[start]

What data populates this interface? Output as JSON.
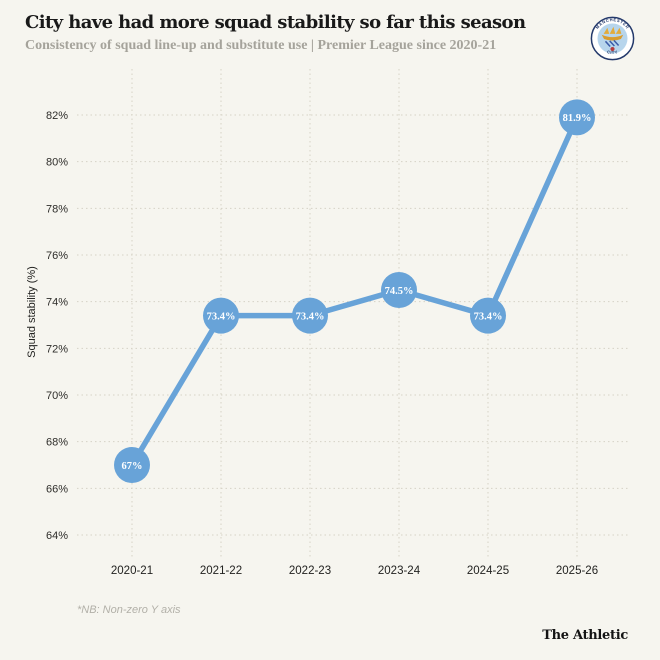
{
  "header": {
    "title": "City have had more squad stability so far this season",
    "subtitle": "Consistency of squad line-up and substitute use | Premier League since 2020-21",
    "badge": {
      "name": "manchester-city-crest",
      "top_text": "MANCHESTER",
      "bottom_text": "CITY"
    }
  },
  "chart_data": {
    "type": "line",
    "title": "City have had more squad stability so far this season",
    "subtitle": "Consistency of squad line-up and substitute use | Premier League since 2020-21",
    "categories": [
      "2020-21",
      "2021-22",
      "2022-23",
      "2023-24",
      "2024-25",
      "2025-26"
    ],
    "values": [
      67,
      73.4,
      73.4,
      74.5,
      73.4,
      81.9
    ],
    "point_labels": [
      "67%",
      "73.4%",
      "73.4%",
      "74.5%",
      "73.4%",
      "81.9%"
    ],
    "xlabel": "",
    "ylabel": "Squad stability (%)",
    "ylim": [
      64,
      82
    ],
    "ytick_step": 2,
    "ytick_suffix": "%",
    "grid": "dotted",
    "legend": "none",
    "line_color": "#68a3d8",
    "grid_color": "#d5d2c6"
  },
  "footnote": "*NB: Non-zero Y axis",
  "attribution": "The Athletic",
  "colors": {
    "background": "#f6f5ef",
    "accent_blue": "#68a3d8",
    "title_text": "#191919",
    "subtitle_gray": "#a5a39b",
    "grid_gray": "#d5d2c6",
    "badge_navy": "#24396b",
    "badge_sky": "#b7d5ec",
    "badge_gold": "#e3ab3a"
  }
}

[end]

### TASK GOAL
Write the listing above out again exactly, dropping each image.

### SOLUTION FOR THIS EXERCISE
What data populates this interface? Output as JSON.
{
  "header": {
    "title": "City have had more squad stability so far this season",
    "subtitle": "Consistency of squad line-up and substitute use | Premier League since 2020-21",
    "badge": {
      "name": "manchester-city-crest",
      "top_text": "MANCHESTER",
      "bottom_text": "CITY"
    }
  },
  "chart_data": {
    "type": "line",
    "title": "City have had more squad stability so far this season",
    "subtitle": "Consistency of squad line-up and substitute use | Premier League since 2020-21",
    "categories": [
      "2020-21",
      "2021-22",
      "2022-23",
      "2023-24",
      "2024-25",
      "2025-26"
    ],
    "values": [
      67,
      73.4,
      73.4,
      74.5,
      73.4,
      81.9
    ],
    "point_labels": [
      "67%",
      "73.4%",
      "73.4%",
      "74.5%",
      "73.4%",
      "81.9%"
    ],
    "xlabel": "",
    "ylabel": "Squad stability (%)",
    "ylim": [
      64,
      82
    ],
    "ytick_step": 2,
    "ytick_suffix": "%",
    "grid": "dotted",
    "legend": "none",
    "line_color": "#68a3d8",
    "grid_color": "#d5d2c6"
  },
  "footnote": "*NB: Non-zero Y axis",
  "attribution": "The Athletic",
  "colors": {
    "background": "#f6f5ef",
    "accent_blue": "#68a3d8",
    "title_text": "#191919",
    "subtitle_gray": "#a5a39b",
    "grid_gray": "#d5d2c6",
    "badge_navy": "#24396b",
    "badge_sky": "#b7d5ec",
    "badge_gold": "#e3ab3a"
  }
}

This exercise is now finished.